EXCERPTED TEXT:
In addition to the above I work with a diverse mix of clients like TV presenters, actors, comedians, media people, chefs and corporate clients who have problems with presentations. I really like working with writers and I wish I saw more creative people like artists and designers. I’m fascinated by the creative process, songwriting and songwriters, to the point where I’ve thought of writing a book about it.’
Andy has added writing to his range of activities, claiming that ‘in effect the clients write my books through the stories they tell and the ideas they bring up’. His new book, a second edition of Secrets of Performing Confidence, for Musicians, Actors and Dancers published by Bloomsbury, is co-written with his designer son. Among other books he’s written are This Virtual Life: Escapism and Simulation in our Media World and Fame: the Psychology of Stardom with Dr Glenn Wilson. ‘During the ’90s there was a fad for including psychologists as talking heads on programmes, so I was on TV and the radio quite a bit.

(Document understanding data)
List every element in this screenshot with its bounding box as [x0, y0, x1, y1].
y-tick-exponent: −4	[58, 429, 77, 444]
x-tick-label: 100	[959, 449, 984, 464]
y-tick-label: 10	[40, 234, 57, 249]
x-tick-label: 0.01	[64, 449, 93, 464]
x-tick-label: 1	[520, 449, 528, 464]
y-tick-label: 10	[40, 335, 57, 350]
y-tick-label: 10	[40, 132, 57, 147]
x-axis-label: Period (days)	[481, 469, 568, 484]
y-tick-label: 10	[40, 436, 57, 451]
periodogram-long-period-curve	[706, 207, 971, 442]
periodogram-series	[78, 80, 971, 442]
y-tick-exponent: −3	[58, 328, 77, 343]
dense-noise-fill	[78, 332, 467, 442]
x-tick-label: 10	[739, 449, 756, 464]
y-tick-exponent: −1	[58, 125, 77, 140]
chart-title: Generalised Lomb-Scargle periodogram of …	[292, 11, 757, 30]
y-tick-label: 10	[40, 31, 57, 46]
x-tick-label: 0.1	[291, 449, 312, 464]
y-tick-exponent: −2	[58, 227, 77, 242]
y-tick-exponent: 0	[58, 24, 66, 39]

WHAT IS BEING ASKED:
Please answer these questions using the excerpt about Andy:
1. Besides artists, what kind of creative people does he wish he saw more of?
2. Which publisher brought out the second edition of Secrets of Performing Confidence, for Musicians, Actors and Dancers?
3. Who co-wrote that new book with him?

RESPONSE BOX:
1. Designers
2. Bloomsbury
3. His designer son